**GIVEN ENTRIES**
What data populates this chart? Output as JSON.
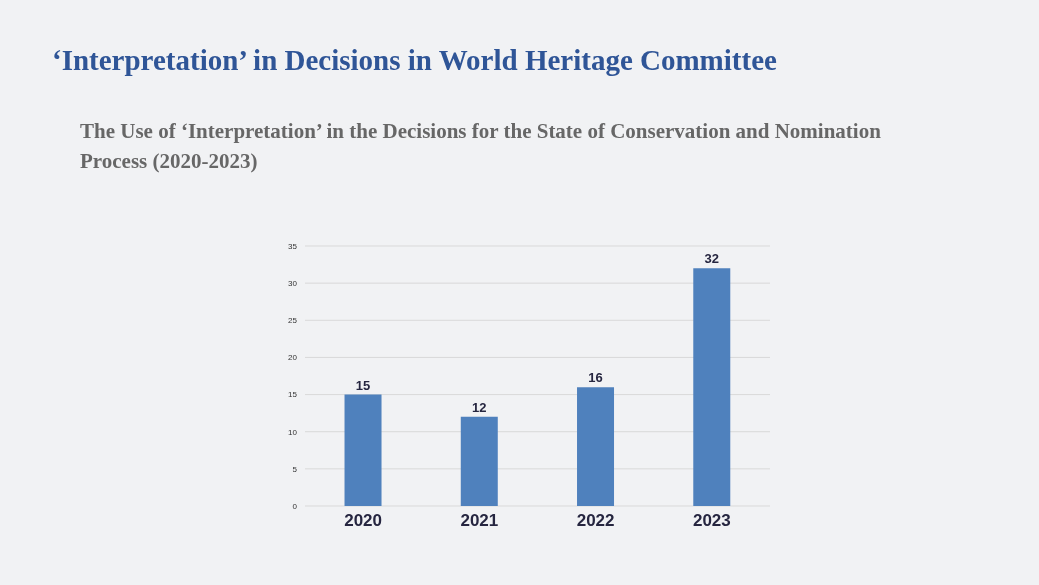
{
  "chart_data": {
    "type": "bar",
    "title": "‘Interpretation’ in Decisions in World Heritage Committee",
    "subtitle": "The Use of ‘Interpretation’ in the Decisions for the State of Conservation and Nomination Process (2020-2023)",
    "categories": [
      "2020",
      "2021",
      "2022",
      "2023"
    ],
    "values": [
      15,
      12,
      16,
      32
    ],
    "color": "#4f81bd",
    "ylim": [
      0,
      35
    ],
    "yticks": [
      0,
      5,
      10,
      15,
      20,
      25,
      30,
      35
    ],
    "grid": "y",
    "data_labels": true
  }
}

**REQUIREMENT**
All entries are to be retyped exactly. Omit any embedded images.

**WRITTEN SOLUTION**
What data populates this chart? Output as JSON.
{
  "chart_data": {
    "type": "bar",
    "title": "‘Interpretation’ in Decisions in World Heritage Committee",
    "subtitle": "The Use of ‘Interpretation’ in the Decisions for the State of Conservation and Nomination Process (2020-2023)",
    "categories": [
      "2020",
      "2021",
      "2022",
      "2023"
    ],
    "values": [
      15,
      12,
      16,
      32
    ],
    "color": "#4f81bd",
    "ylim": [
      0,
      35
    ],
    "yticks": [
      0,
      5,
      10,
      15,
      20,
      25,
      30,
      35
    ],
    "grid": "y",
    "data_labels": true
  }
}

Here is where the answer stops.